Given request
Select, from the material below, each line with "match" in it.

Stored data
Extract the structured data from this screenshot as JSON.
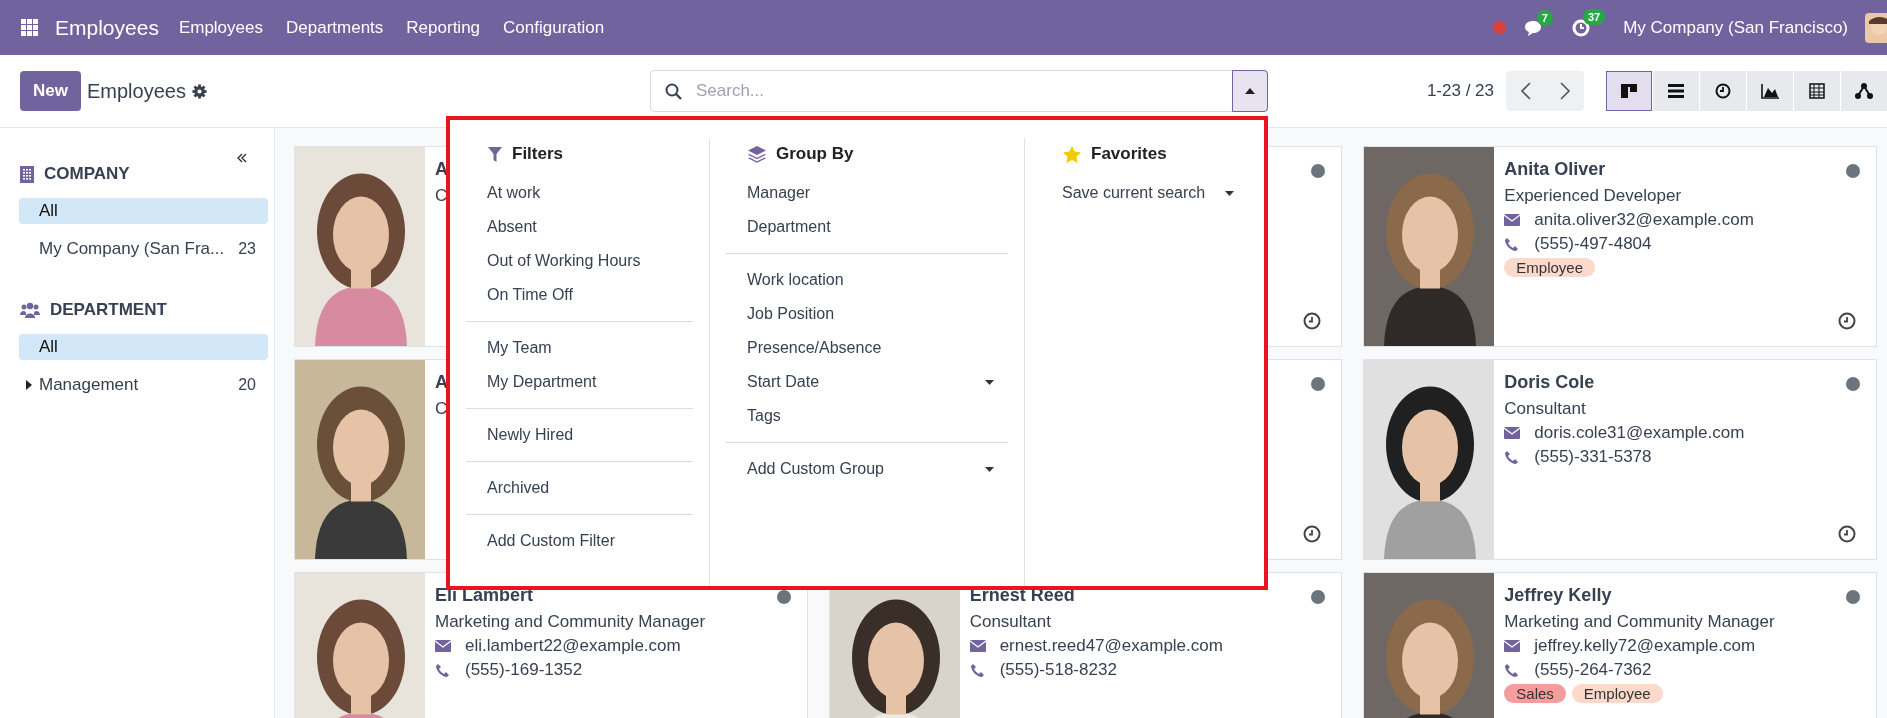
{
  "navbar": {
    "app_title": "Employees",
    "menu": [
      {
        "label": "Employees"
      },
      {
        "label": "Departments"
      },
      {
        "label": "Reporting"
      },
      {
        "label": "Configuration"
      }
    ],
    "messages_count": "7",
    "activities_count": "37",
    "company": "My Company (San Francisco)"
  },
  "control_panel": {
    "new_button": "New",
    "breadcrumb": "Employees",
    "search": {
      "placeholder": "Search...",
      "panel_open": true
    },
    "pager": "1-23 / 23",
    "views": [
      {
        "kind": "kanban",
        "selected": true
      },
      {
        "kind": "list",
        "selected": false
      },
      {
        "kind": "activity",
        "selected": false
      },
      {
        "kind": "graph",
        "selected": false
      },
      {
        "kind": "pivot",
        "selected": false
      },
      {
        "kind": "hierarchy",
        "selected": false
      }
    ]
  },
  "sidebar": {
    "sections": [
      {
        "kind": "company",
        "title": "COMPANY",
        "items": [
          {
            "label": "All",
            "selected": true
          },
          {
            "label": "My Company (San Fra...",
            "count": "23",
            "selected": false
          }
        ]
      },
      {
        "kind": "department",
        "title": "DEPARTMENT",
        "items": [
          {
            "label": "All",
            "selected": true
          },
          {
            "label": "Management",
            "count": "20",
            "selected": false,
            "expanded": false
          }
        ]
      }
    ]
  },
  "search_panel": {
    "filters": {
      "title": "Filters",
      "groups": [
        [
          {
            "label": "At work",
            "kind": "option"
          },
          {
            "label": "Absent",
            "kind": "option"
          },
          {
            "label": "Out of Working Hours",
            "kind": "option"
          },
          {
            "label": "On Time Off",
            "kind": "option"
          }
        ],
        [
          {
            "label": "My Team",
            "kind": "option"
          },
          {
            "label": "My Department",
            "kind": "option"
          }
        ],
        [
          {
            "label": "Newly Hired",
            "kind": "option"
          }
        ],
        [
          {
            "label": "Archived",
            "kind": "option"
          }
        ],
        [
          {
            "label": "Add Custom Filter",
            "kind": "option"
          }
        ]
      ]
    },
    "group_by": {
      "title": "Group By",
      "groups": [
        [
          {
            "label": "Manager",
            "kind": "option"
          },
          {
            "label": "Department",
            "kind": "option"
          }
        ],
        [
          {
            "label": "Work location",
            "kind": "option"
          },
          {
            "label": "Job Position",
            "kind": "option"
          },
          {
            "label": "Presence/Absence",
            "kind": "option"
          },
          {
            "label": "Start Date",
            "kind": "submenu"
          },
          {
            "label": "Tags",
            "kind": "option"
          }
        ],
        [
          {
            "label": "Add Custom Group",
            "kind": "submenu"
          }
        ]
      ]
    },
    "favorites": {
      "title": "Favorites",
      "groups": [
        [
          {
            "label": "Save current search",
            "kind": "submenu"
          }
        ]
      ]
    }
  },
  "cards": [
    {
      "photo": true,
      "name": "A",
      "job": "C"
    },
    {
      "photo": false
    },
    {
      "photo": true,
      "name": "Anita Oliver",
      "job": "Experienced Developer",
      "email": "anita.oliver32@example.com",
      "phone": "(555)-497-4804",
      "tags": [
        {
          "label": "Employee",
          "color": "#fbd9cb"
        }
      ]
    },
    {
      "photo": true,
      "name": "A",
      "job": "C"
    },
    {
      "photo": false
    },
    {
      "photo": true,
      "name": "Doris Cole",
      "job": "Consultant",
      "email": "doris.cole31@example.com",
      "phone": "(555)-331-5378"
    },
    {
      "photo": true,
      "name": "Eli Lambert",
      "job": "Marketing and Community Manager",
      "email": "eli.lambert22@example.com",
      "phone": "(555)-169-1352"
    },
    {
      "photo": true,
      "name": "Ernest Reed",
      "job": "Consultant",
      "email": "ernest.reed47@example.com",
      "phone": "(555)-518-8232"
    },
    {
      "photo": true,
      "name": "Jeffrey Kelly",
      "job": "Marketing and Community Manager",
      "email": "jeffrey.kelly72@example.com",
      "phone": "(555)-264-7362",
      "tags": [
        {
          "label": "Sales",
          "color": "#f79c9c"
        },
        {
          "label": "Employee",
          "color": "#fbd9cb"
        }
      ]
    }
  ]
}
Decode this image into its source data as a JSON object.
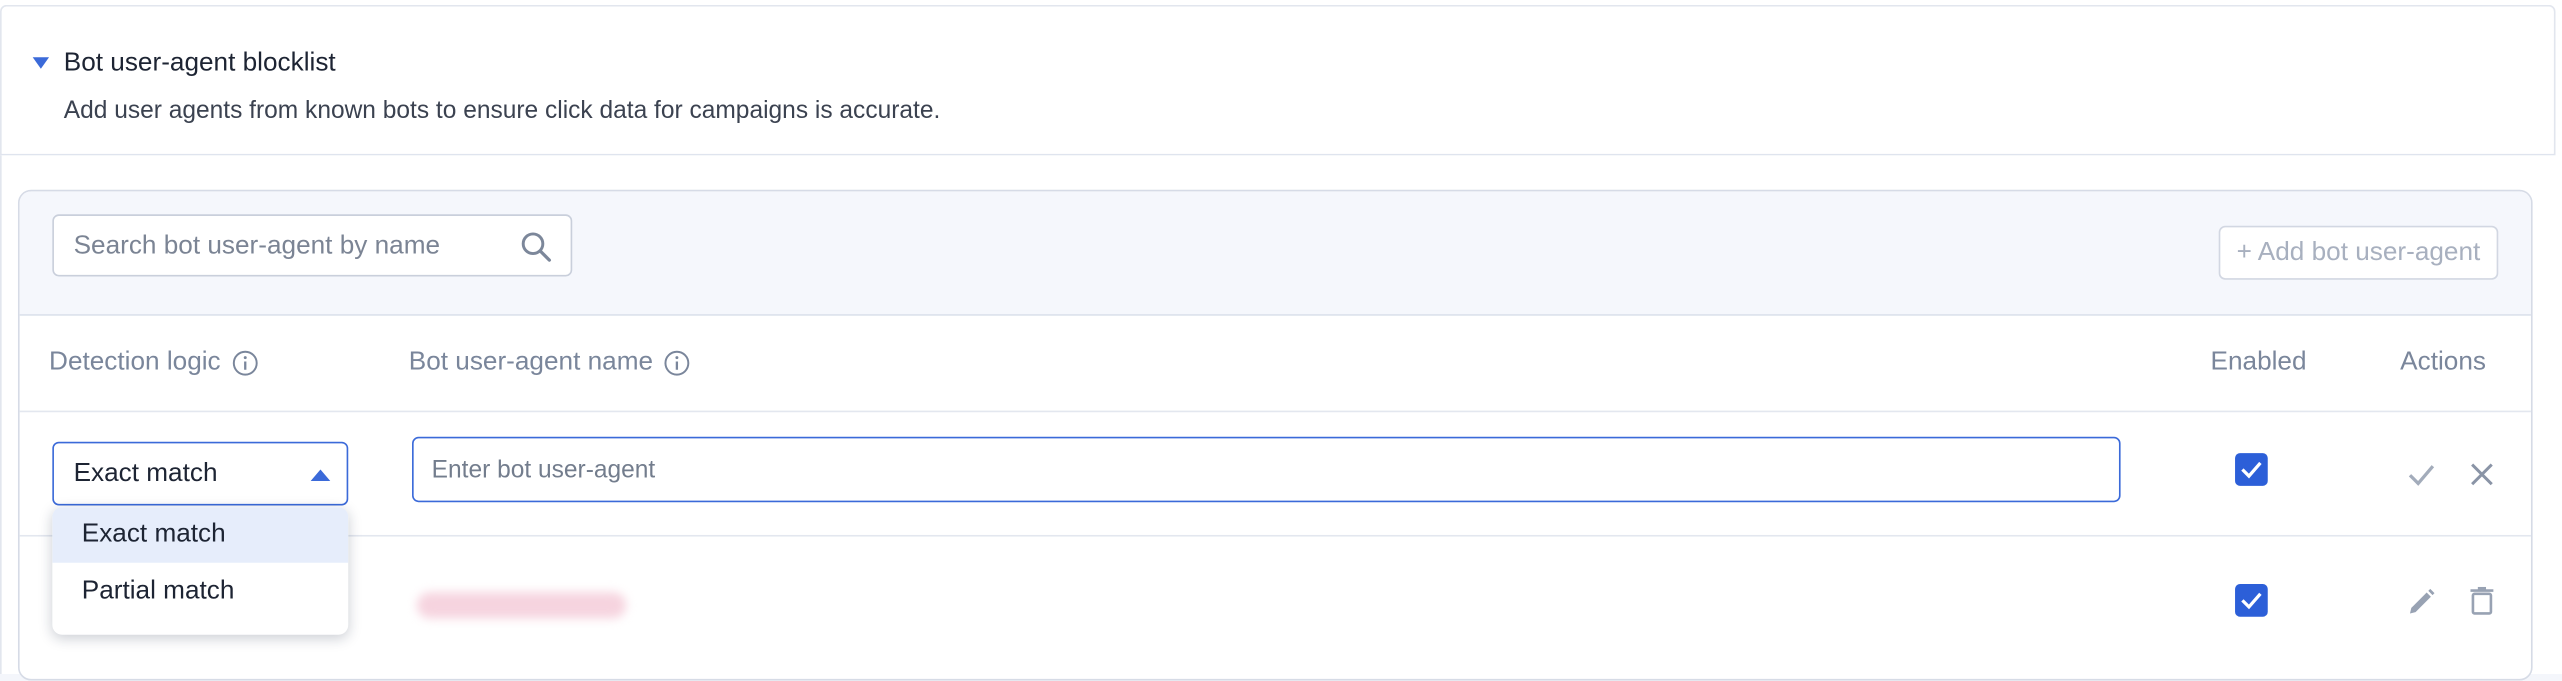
{
  "section": {
    "title": "Bot user-agent blocklist",
    "description": "Add user agents from known bots to ensure click data for campaigns is accurate."
  },
  "toolbar": {
    "search_placeholder": "Search bot user-agent by name",
    "add_button_label": "+ Add bot user-agent"
  },
  "table": {
    "columns": {
      "detection_logic": "Detection logic",
      "bot_name": "Bot user-agent name",
      "enabled": "Enabled",
      "actions": "Actions"
    },
    "edit_row": {
      "detection_logic_value": "Exact match",
      "name_placeholder": "Enter bot user-agent",
      "enabled": true
    },
    "rows": [
      {
        "name": "",
        "enabled": true
      }
    ]
  },
  "dropdown": {
    "options": [
      "Exact match",
      "Partial match"
    ],
    "selected": "Exact match"
  },
  "colors": {
    "accent": "#3b6ad9",
    "checkbox": "#2c5fd8",
    "header_text": "#7a869b"
  },
  "icons": {
    "section_toggle": "caret-down-icon",
    "search": "search-icon",
    "info": "info-icon",
    "confirm": "check-icon",
    "cancel": "close-icon",
    "edit": "pencil-icon",
    "delete": "trash-icon"
  }
}
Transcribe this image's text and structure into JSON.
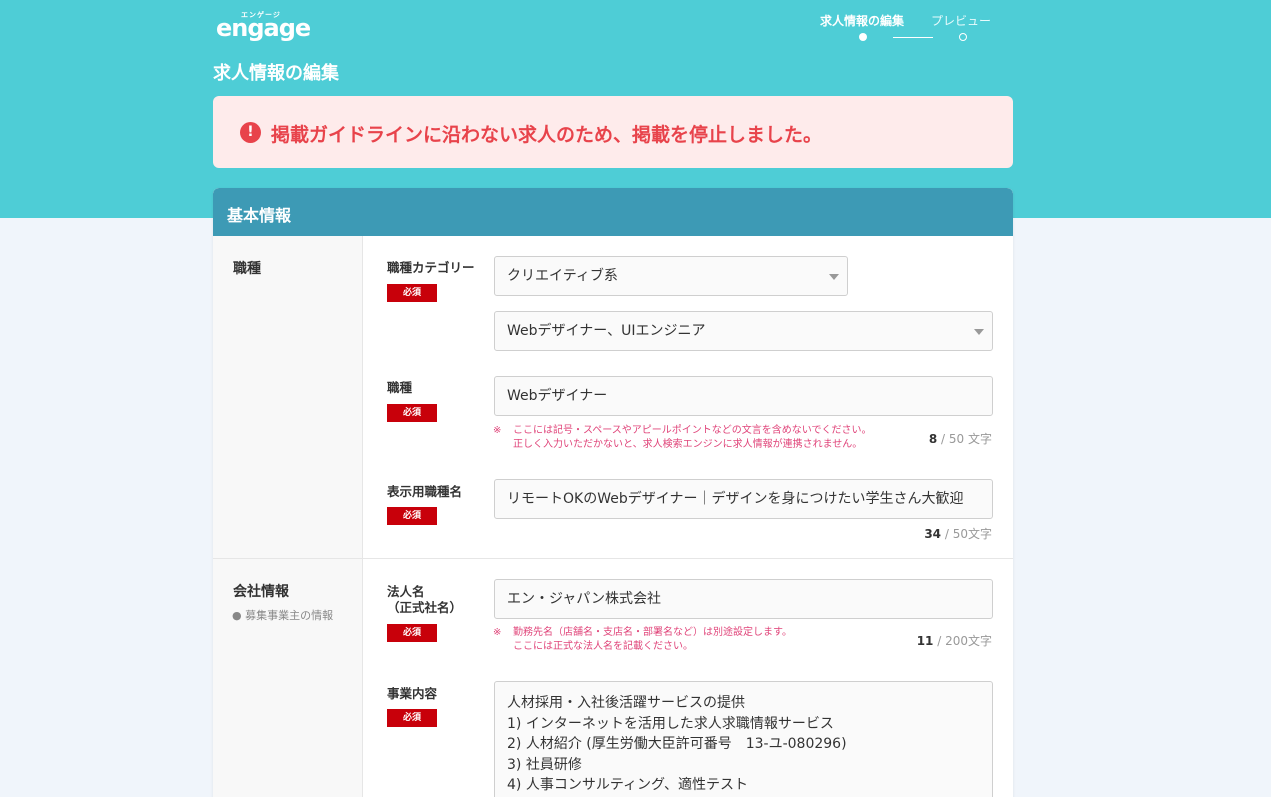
{
  "header": {
    "logo_small": "エンゲージ",
    "logo_main": "engage",
    "steps": [
      {
        "label": "求人情報の編集",
        "active": true
      },
      {
        "label": "プレビュー",
        "active": false
      }
    ],
    "page_title": "求人情報の編集"
  },
  "alert": {
    "icon": "exclamation-icon",
    "text": "掲載ガイドラインに沿わない求人のため、掲載を停止しました。",
    "color": "#e8434b"
  },
  "card": {
    "title": "基本情報",
    "sections": {
      "job": {
        "title": "職種",
        "category_label": "職種カテゴリー",
        "required_label": "必須",
        "category_value": "クリエイティブ系",
        "subcategory_value": "Webデザイナー、UIエンジニア",
        "job_label": "職種",
        "job_value": "Webデザイナー",
        "job_note_mark": "※",
        "job_note_line1": "ここには記号・スペースやアピールポイントなどの文言を含めないでください。",
        "job_note_line2": "正しく入力いただかないと、求人検索エンジンに求人情報が連携されません。",
        "job_count": "8",
        "job_count_sep": "/",
        "job_count_max": "50 文字",
        "display_label": "表示用職種名",
        "display_value": "リモートOKのWebデザイナー｜デザインを身につけたい学生さん大歓迎",
        "display_count": "34",
        "display_count_sep": "/",
        "display_count_max": "50文字"
      },
      "company": {
        "title": "会社情報",
        "subtitle": "● 募集事業主の情報",
        "corp_label_line1": "法人名",
        "corp_label_line2": "（正式社名）",
        "required_label": "必須",
        "corp_value": "エン・ジャパン株式会社",
        "corp_note_mark": "※",
        "corp_note_line1": "勤務先名（店舗名・支店名・部署名など）は別途設定します。",
        "corp_note_line2": "ここには正式な法人名を記載ください。",
        "corp_count": "11",
        "corp_count_sep": "/",
        "corp_count_max": "200文字",
        "business_label": "事業内容",
        "business_lines": [
          "人材採用・入社後活躍サービスの提供",
          "1) インターネットを活用した求人求職情報サービス",
          "2) 人材紹介 (厚生労働大臣許可番号　13-ユ-080296)",
          "3) 社員研修",
          "4) 人事コンサルティング、適性テスト"
        ]
      }
    }
  },
  "colors": {
    "header_bg": "#4ecdd6",
    "card_header_bg": "#3d9ab5",
    "required_bg": "#c8000a",
    "note_text": "#e0457a"
  }
}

Solution for this task
      "detection_logic_value": "Exact match",
      "Exact match",
      "Partial match"
    "selected": "Exact match"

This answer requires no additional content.